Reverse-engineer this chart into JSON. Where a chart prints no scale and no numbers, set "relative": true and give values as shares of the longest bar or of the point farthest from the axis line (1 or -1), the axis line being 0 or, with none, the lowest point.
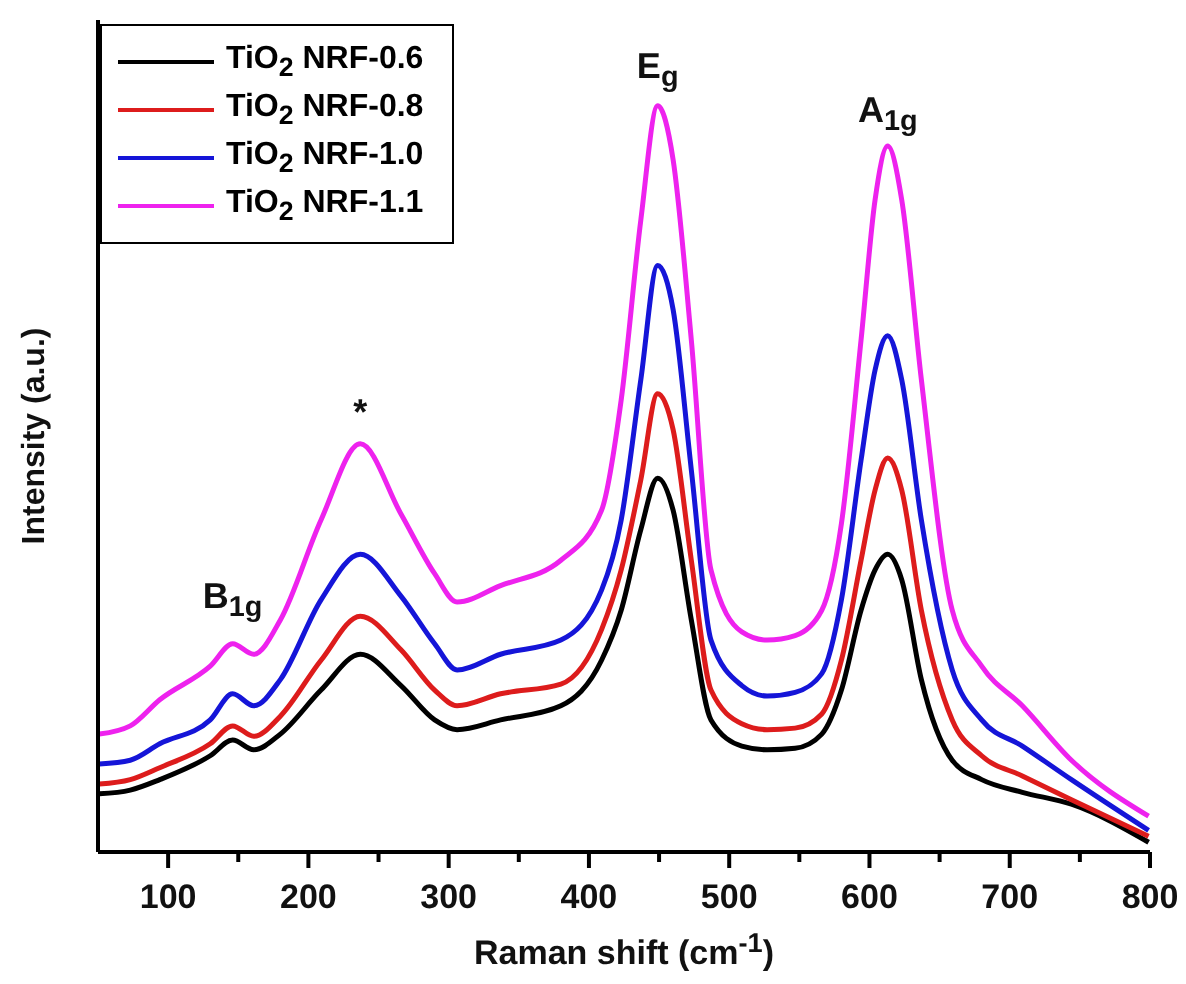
{
  "chart_data": {
    "type": "line",
    "relative": true,
    "xlabel": "Raman shift (cm$^{-1}$)",
    "ylabel": "Intensity (a.u.)",
    "x": [
      51,
      73,
      94,
      130,
      146,
      161,
      180,
      209,
      237,
      266,
      290,
      306,
      337,
      380,
      409,
      423,
      437,
      449,
      460,
      473,
      487,
      509,
      527,
      547,
      566,
      580,
      594,
      604,
      613,
      623,
      637,
      659,
      680,
      709,
      744,
      799
    ],
    "xlim": [
      50,
      800
    ],
    "xticks": [
      100,
      {
        "value": 150,
        "label": null
      },
      200,
      {
        "value": 250,
        "label": null
      },
      300,
      {
        "value": 350,
        "label": null
      },
      400,
      {
        "value": 450,
        "label": null
      },
      500,
      {
        "value": 550,
        "label": null
      },
      600,
      {
        "value": 650,
        "label": null
      },
      700,
      {
        "value": 750,
        "label": null
      },
      800
    ],
    "series": [
      {
        "name": "TiO$_{2}$ NRF-0.6",
        "color": "#000000",
        "values": [
          0.078,
          0.083,
          0.097,
          0.129,
          0.15,
          0.137,
          0.158,
          0.217,
          0.265,
          0.223,
          0.177,
          0.164,
          0.177,
          0.196,
          0.257,
          0.324,
          0.432,
          0.501,
          0.458,
          0.311,
          0.177,
          0.142,
          0.137,
          0.139,
          0.158,
          0.217,
          0.324,
          0.378,
          0.399,
          0.365,
          0.231,
          0.123,
          0.097,
          0.08,
          0.064,
          0.013
        ]
      },
      {
        "name": "TiO$_{2}$ NRF-0.8",
        "color": "#dd1c1c",
        "values": [
          0.091,
          0.097,
          0.113,
          0.145,
          0.169,
          0.155,
          0.182,
          0.257,
          0.316,
          0.271,
          0.217,
          0.196,
          0.212,
          0.225,
          0.298,
          0.378,
          0.499,
          0.614,
          0.566,
          0.391,
          0.217,
          0.172,
          0.164,
          0.166,
          0.185,
          0.257,
          0.391,
          0.485,
          0.528,
          0.485,
          0.324,
          0.177,
          0.129,
          0.102,
          0.07,
          0.021
        ]
      },
      {
        "name": "TiO$_{2}$ NRF-1.0",
        "color": "#1515d8",
        "values": [
          0.118,
          0.123,
          0.145,
          0.177,
          0.212,
          0.196,
          0.231,
          0.338,
          0.399,
          0.343,
          0.279,
          0.244,
          0.265,
          0.284,
          0.351,
          0.445,
          0.633,
          0.786,
          0.727,
          0.512,
          0.284,
          0.223,
          0.209,
          0.214,
          0.239,
          0.338,
          0.525,
          0.646,
          0.692,
          0.633,
          0.445,
          0.244,
          0.177,
          0.142,
          0.097,
          0.029
        ]
      },
      {
        "name": "TiO$_{2}$ NRF-1.1",
        "color": "#ee22ee",
        "values": [
          0.158,
          0.169,
          0.204,
          0.249,
          0.279,
          0.265,
          0.311,
          0.445,
          0.547,
          0.453,
          0.373,
          0.335,
          0.357,
          0.391,
          0.458,
          0.606,
          0.847,
          1.0,
          0.928,
          0.686,
          0.378,
          0.295,
          0.284,
          0.29,
          0.324,
          0.44,
          0.686,
          0.874,
          0.946,
          0.874,
          0.633,
          0.324,
          0.249,
          0.196,
          0.123,
          0.048
        ]
      }
    ],
    "annotations": [
      {
        "text": "B$_{1g}$",
        "x": 146,
        "y": 0.279
      },
      {
        "text": "*",
        "x": 237,
        "y": 0.547
      },
      {
        "text": "E$_{g}$",
        "x": 449,
        "y": 1.0
      },
      {
        "text": "A$_{1g}$",
        "x": 613,
        "y": 0.946
      }
    ],
    "legend": "top left",
    "marker": "none",
    "line_style": "solid"
  }
}
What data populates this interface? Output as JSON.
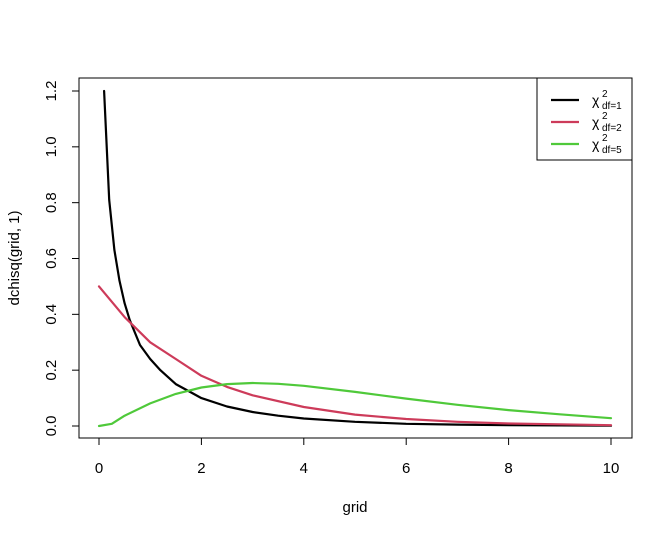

§

### EXERCISE REQUIREMENTS
Copy each line above containing the string "name".

### SOLUTION
        "name": "TiO$_{2}$ NRF-0.6",
        "name": "TiO$_{2}$ NRF-0.8",
        "name": "TiO$_{2}$ NRF-1.0",
        "name": "TiO$_{2}$ NRF-1.1",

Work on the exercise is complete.